**Written request:** Copy out the listing below line for line, changing nothing.

[Rows from a layout dataset]
** begin **

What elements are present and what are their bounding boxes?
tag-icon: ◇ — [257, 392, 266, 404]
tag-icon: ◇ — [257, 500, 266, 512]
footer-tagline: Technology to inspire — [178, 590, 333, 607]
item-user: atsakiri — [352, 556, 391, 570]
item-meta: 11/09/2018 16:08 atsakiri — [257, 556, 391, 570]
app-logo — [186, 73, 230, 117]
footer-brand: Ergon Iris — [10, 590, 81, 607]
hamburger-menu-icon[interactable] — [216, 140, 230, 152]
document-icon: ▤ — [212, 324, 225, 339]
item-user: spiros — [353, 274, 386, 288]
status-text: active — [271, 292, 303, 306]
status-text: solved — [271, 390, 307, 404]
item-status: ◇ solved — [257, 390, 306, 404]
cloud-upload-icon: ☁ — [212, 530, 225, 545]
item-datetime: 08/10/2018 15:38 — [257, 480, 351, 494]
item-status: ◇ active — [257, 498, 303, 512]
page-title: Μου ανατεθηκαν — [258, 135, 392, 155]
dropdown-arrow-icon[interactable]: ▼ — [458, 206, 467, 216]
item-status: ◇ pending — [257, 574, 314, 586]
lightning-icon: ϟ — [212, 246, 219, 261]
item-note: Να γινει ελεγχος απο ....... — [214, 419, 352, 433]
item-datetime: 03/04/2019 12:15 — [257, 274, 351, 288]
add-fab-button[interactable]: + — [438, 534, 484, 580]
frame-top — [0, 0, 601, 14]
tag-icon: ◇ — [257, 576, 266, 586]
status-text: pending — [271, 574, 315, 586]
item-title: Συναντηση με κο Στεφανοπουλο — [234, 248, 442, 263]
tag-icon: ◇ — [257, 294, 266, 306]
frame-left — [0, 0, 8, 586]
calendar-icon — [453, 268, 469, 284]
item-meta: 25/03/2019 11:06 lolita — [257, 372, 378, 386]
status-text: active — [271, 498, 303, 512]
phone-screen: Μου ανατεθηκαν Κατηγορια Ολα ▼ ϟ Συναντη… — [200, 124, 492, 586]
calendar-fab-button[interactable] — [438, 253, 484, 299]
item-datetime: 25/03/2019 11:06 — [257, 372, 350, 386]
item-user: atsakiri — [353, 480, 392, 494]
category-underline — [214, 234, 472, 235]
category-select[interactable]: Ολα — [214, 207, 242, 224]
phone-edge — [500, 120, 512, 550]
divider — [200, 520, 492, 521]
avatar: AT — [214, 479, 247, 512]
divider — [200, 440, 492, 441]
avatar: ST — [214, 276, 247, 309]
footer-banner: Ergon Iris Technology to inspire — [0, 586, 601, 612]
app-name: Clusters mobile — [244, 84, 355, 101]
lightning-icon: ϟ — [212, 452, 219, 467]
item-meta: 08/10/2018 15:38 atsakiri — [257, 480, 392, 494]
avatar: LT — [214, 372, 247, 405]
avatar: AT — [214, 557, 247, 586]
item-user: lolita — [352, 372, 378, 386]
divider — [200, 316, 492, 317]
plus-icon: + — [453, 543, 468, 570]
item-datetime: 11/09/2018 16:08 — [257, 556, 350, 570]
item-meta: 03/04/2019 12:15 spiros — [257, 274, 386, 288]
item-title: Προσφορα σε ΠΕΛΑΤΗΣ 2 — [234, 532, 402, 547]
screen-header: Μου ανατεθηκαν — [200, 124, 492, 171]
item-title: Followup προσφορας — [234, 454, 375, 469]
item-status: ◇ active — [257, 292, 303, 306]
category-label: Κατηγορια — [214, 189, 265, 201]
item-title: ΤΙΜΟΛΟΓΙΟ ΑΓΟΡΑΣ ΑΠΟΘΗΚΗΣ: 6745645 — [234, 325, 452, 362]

** end **

**Exercise output:**
What elements are present and what are their bounding boxes?
tag-icon: ◇ — [257, 392, 266, 404]
tag-icon: ◇ — [257, 500, 266, 512]
footer-tagline: Technology to inspire — [178, 590, 333, 607]
item-user: atsakiri — [352, 556, 391, 570]
item-meta: 11/09/2018 16:08 atsakiri — [257, 556, 391, 570]
app-logo — [186, 73, 230, 117]
footer-brand: Ergon Iris — [10, 590, 81, 607]
hamburger-menu-icon[interactable] — [216, 140, 230, 152]
document-icon: ▤ — [212, 324, 225, 339]
item-user: spiros — [353, 274, 386, 288]
status-text: active — [271, 292, 303, 306]
status-text: solved — [271, 390, 307, 404]
item-status: ◇ solved — [257, 390, 306, 404]
cloud-upload-icon: ☁ — [212, 530, 225, 545]
item-datetime: 08/10/2018 15:38 — [257, 480, 351, 494]
item-status: ◇ active — [257, 498, 303, 512]
page-title: Μου ανατεθηκαν — [258, 135, 392, 155]
dropdown-arrow-icon[interactable]: ▼ — [458, 206, 467, 216]
item-status: ◇ pending — [257, 574, 314, 586]
lightning-icon: ϟ — [212, 246, 219, 261]
item-note: Να γινει ελεγχος απο ....... — [214, 419, 352, 433]
item-datetime: 03/04/2019 12:15 — [257, 274, 351, 288]
add-fab-button[interactable]: + — [438, 534, 484, 580]
frame-top — [0, 0, 601, 14]
tag-icon: ◇ — [257, 576, 266, 586]
status-text: pending — [271, 574, 315, 586]
item-title: Συναντηση με κο Στεφανοπουλο — [234, 248, 442, 263]
tag-icon: ◇ — [257, 294, 266, 306]
frame-left — [0, 0, 8, 586]
calendar-icon — [453, 268, 469, 284]
item-meta: 25/03/2019 11:06 lolita — [257, 372, 378, 386]
status-text: active — [271, 498, 303, 512]
phone-screen: Μου ανατεθηκαν Κατηγορια Ολα ▼ ϟ Συναντη… — [200, 124, 492, 586]
calendar-fab-button[interactable] — [438, 253, 484, 299]
item-datetime: 25/03/2019 11:06 — [257, 372, 350, 386]
item-user: atsakiri — [353, 480, 392, 494]
category-underline — [214, 234, 472, 235]
category-select[interactable]: Ολα — [214, 207, 242, 224]
phone-edge — [500, 120, 512, 550]
divider — [200, 520, 492, 521]
avatar: AT — [214, 479, 247, 512]
divider — [200, 440, 492, 441]
avatar: ST — [214, 276, 247, 309]
footer-banner: Ergon Iris Technology to inspire — [0, 586, 601, 612]
app-name: Clusters mobile — [244, 84, 355, 101]
lightning-icon: ϟ — [212, 452, 219, 467]
item-meta: 08/10/2018 15:38 atsakiri — [257, 480, 392, 494]
avatar: LT — [214, 372, 247, 405]
avatar: AT — [214, 557, 247, 586]
item-user: lolita — [352, 372, 378, 386]
divider — [200, 316, 492, 317]
plus-icon: + — [453, 543, 468, 570]
item-datetime: 11/09/2018 16:08 — [257, 556, 350, 570]
item-meta: 03/04/2019 12:15 spiros — [257, 274, 386, 288]
item-title: Προσφορα σε ΠΕΛΑΤΗΣ 2 — [234, 532, 402, 547]
screen-header: Μου ανατεθηκαν — [200, 124, 492, 171]
item-title: Followup προσφορας — [234, 454, 375, 469]
item-status: ◇ active — [257, 292, 303, 306]
category-label: Κατηγορια — [214, 189, 265, 201]
item-title: ΤΙΜΟΛΟΓΙΟ ΑΓΟΡΑΣ ΑΠΟΘΗΚΗΣ: 6745645 — [234, 325, 452, 362]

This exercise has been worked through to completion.